◆ **Supplied data**:

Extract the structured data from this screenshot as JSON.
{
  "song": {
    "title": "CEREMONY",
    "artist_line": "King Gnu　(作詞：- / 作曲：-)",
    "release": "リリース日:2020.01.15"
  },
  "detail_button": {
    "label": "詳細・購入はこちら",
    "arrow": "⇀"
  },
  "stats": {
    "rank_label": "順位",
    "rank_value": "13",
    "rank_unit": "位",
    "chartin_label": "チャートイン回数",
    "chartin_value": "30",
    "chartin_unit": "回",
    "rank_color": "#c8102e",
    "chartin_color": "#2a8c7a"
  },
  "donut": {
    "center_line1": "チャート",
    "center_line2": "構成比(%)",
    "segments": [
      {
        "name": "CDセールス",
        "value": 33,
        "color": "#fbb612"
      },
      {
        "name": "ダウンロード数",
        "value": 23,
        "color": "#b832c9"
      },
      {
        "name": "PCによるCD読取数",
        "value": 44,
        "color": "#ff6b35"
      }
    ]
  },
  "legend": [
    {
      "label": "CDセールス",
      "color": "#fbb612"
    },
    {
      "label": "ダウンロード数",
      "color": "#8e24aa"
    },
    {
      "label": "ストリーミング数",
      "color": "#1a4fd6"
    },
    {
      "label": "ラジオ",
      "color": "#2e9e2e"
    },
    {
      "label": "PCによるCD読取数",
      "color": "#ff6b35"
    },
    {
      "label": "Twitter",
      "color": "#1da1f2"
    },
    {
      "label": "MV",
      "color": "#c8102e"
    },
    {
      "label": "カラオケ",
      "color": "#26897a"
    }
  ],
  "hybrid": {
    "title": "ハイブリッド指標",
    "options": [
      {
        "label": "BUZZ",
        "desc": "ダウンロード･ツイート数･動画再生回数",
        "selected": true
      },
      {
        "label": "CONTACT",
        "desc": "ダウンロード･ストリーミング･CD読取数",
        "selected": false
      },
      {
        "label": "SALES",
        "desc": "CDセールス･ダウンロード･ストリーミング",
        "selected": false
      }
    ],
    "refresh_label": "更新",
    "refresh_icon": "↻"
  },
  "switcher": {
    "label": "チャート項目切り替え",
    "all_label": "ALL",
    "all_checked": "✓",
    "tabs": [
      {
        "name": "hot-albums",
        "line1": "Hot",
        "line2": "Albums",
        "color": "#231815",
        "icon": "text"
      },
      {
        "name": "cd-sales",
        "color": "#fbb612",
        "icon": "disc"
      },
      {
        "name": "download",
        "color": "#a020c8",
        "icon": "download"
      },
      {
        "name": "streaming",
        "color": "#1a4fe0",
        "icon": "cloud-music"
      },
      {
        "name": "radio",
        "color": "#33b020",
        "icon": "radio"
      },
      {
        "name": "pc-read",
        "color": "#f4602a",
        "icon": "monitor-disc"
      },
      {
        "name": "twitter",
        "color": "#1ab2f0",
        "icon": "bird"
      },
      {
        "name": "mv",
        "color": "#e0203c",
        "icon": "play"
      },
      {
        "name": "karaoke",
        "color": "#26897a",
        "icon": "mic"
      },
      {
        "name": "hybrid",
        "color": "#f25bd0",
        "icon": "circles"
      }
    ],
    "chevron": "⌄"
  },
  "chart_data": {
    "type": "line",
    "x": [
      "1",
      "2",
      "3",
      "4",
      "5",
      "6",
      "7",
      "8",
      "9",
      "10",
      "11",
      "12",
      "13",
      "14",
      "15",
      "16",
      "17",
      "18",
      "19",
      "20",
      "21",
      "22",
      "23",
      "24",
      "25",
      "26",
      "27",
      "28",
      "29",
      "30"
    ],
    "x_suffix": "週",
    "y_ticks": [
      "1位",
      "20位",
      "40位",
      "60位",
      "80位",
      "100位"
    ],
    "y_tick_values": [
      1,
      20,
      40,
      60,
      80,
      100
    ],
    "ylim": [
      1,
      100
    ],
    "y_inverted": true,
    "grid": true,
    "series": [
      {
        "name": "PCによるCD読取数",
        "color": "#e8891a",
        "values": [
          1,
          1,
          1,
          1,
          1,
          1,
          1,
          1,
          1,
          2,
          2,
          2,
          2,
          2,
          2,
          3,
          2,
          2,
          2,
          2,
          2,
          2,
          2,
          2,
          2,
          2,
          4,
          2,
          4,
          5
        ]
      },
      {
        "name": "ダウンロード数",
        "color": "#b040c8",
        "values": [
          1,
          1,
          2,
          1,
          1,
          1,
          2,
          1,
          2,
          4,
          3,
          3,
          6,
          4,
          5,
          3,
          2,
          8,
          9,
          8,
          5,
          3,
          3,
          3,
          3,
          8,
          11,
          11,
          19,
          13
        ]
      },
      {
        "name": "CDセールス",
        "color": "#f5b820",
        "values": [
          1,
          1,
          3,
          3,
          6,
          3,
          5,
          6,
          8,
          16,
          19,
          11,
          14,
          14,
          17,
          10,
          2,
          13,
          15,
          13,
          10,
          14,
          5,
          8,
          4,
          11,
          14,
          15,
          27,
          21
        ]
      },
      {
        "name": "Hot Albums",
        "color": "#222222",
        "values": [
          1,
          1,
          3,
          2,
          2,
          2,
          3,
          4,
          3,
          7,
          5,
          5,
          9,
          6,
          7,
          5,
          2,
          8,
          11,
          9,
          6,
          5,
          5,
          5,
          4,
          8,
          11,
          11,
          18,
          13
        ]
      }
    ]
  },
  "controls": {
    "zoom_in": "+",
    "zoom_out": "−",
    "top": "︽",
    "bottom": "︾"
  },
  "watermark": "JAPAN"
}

◆ **Task description**: Repeat the listing in full, keeping every line exactly as it is.

◆ **Exercise answer**:
Extract the structured data from this screenshot as JSON.
{
  "song": {
    "title": "CEREMONY",
    "artist_line": "King Gnu　(作詞：- / 作曲：-)",
    "release": "リリース日:2020.01.15"
  },
  "detail_button": {
    "label": "詳細・購入はこちら",
    "arrow": "⇀"
  },
  "stats": {
    "rank_label": "順位",
    "rank_value": "13",
    "rank_unit": "位",
    "chartin_label": "チャートイン回数",
    "chartin_value": "30",
    "chartin_unit": "回",
    "rank_color": "#c8102e",
    "chartin_color": "#2a8c7a"
  },
  "donut": {
    "center_line1": "チャート",
    "center_line2": "構成比(%)",
    "segments": [
      {
        "name": "CDセールス",
        "value": 33,
        "color": "#fbb612"
      },
      {
        "name": "ダウンロード数",
        "value": 23,
        "color": "#b832c9"
      },
      {
        "name": "PCによるCD読取数",
        "value": 44,
        "color": "#ff6b35"
      }
    ]
  },
  "legend": [
    {
      "label": "CDセールス",
      "color": "#fbb612"
    },
    {
      "label": "ダウンロード数",
      "color": "#8e24aa"
    },
    {
      "label": "ストリーミング数",
      "color": "#1a4fd6"
    },
    {
      "label": "ラジオ",
      "color": "#2e9e2e"
    },
    {
      "label": "PCによるCD読取数",
      "color": "#ff6b35"
    },
    {
      "label": "Twitter",
      "color": "#1da1f2"
    },
    {
      "label": "MV",
      "color": "#c8102e"
    },
    {
      "label": "カラオケ",
      "color": "#26897a"
    }
  ],
  "hybrid": {
    "title": "ハイブリッド指標",
    "options": [
      {
        "label": "BUZZ",
        "desc": "ダウンロード･ツイート数･動画再生回数",
        "selected": true
      },
      {
        "label": "CONTACT",
        "desc": "ダウンロード･ストリーミング･CD読取数",
        "selected": false
      },
      {
        "label": "SALES",
        "desc": "CDセールス･ダウンロード･ストリーミング",
        "selected": false
      }
    ],
    "refresh_label": "更新",
    "refresh_icon": "↻"
  },
  "switcher": {
    "label": "チャート項目切り替え",
    "all_label": "ALL",
    "all_checked": "✓",
    "tabs": [
      {
        "name": "hot-albums",
        "line1": "Hot",
        "line2": "Albums",
        "color": "#231815",
        "icon": "text"
      },
      {
        "name": "cd-sales",
        "color": "#fbb612",
        "icon": "disc"
      },
      {
        "name": "download",
        "color": "#a020c8",
        "icon": "download"
      },
      {
        "name": "streaming",
        "color": "#1a4fe0",
        "icon": "cloud-music"
      },
      {
        "name": "radio",
        "color": "#33b020",
        "icon": "radio"
      },
      {
        "name": "pc-read",
        "color": "#f4602a",
        "icon": "monitor-disc"
      },
      {
        "name": "twitter",
        "color": "#1ab2f0",
        "icon": "bird"
      },
      {
        "name": "mv",
        "color": "#e0203c",
        "icon": "play"
      },
      {
        "name": "karaoke",
        "color": "#26897a",
        "icon": "mic"
      },
      {
        "name": "hybrid",
        "color": "#f25bd0",
        "icon": "circles"
      }
    ],
    "chevron": "⌄"
  },
  "chart_data": {
    "type": "line",
    "x": [
      "1",
      "2",
      "3",
      "4",
      "5",
      "6",
      "7",
      "8",
      "9",
      "10",
      "11",
      "12",
      "13",
      "14",
      "15",
      "16",
      "17",
      "18",
      "19",
      "20",
      "21",
      "22",
      "23",
      "24",
      "25",
      "26",
      "27",
      "28",
      "29",
      "30"
    ],
    "x_suffix": "週",
    "y_ticks": [
      "1位",
      "20位",
      "40位",
      "60位",
      "80位",
      "100位"
    ],
    "y_tick_values": [
      1,
      20,
      40,
      60,
      80,
      100
    ],
    "ylim": [
      1,
      100
    ],
    "y_inverted": true,
    "grid": true,
    "series": [
      {
        "name": "PCによるCD読取数",
        "color": "#e8891a",
        "values": [
          1,
          1,
          1,
          1,
          1,
          1,
          1,
          1,
          1,
          2,
          2,
          2,
          2,
          2,
          2,
          3,
          2,
          2,
          2,
          2,
          2,
          2,
          2,
          2,
          2,
          2,
          4,
          2,
          4,
          5
        ]
      },
      {
        "name": "ダウンロード数",
        "color": "#b040c8",
        "values": [
          1,
          1,
          2,
          1,
          1,
          1,
          2,
          1,
          2,
          4,
          3,
          3,
          6,
          4,
          5,
          3,
          2,
          8,
          9,
          8,
          5,
          3,
          3,
          3,
          3,
          8,
          11,
          11,
          19,
          13
        ]
      },
      {
        "name": "CDセールス",
        "color": "#f5b820",
        "values": [
          1,
          1,
          3,
          3,
          6,
          3,
          5,
          6,
          8,
          16,
          19,
          11,
          14,
          14,
          17,
          10,
          2,
          13,
          15,
          13,
          10,
          14,
          5,
          8,
          4,
          11,
          14,
          15,
          27,
          21
        ]
      },
      {
        "name": "Hot Albums",
        "color": "#222222",
        "values": [
          1,
          1,
          3,
          2,
          2,
          2,
          3,
          4,
          3,
          7,
          5,
          5,
          9,
          6,
          7,
          5,
          2,
          8,
          11,
          9,
          6,
          5,
          5,
          5,
          4,
          8,
          11,
          11,
          18,
          13
        ]
      }
    ]
  },
  "controls": {
    "zoom_in": "+",
    "zoom_out": "−",
    "top": "︽",
    "bottom": "︾"
  },
  "watermark": "JAPAN"
}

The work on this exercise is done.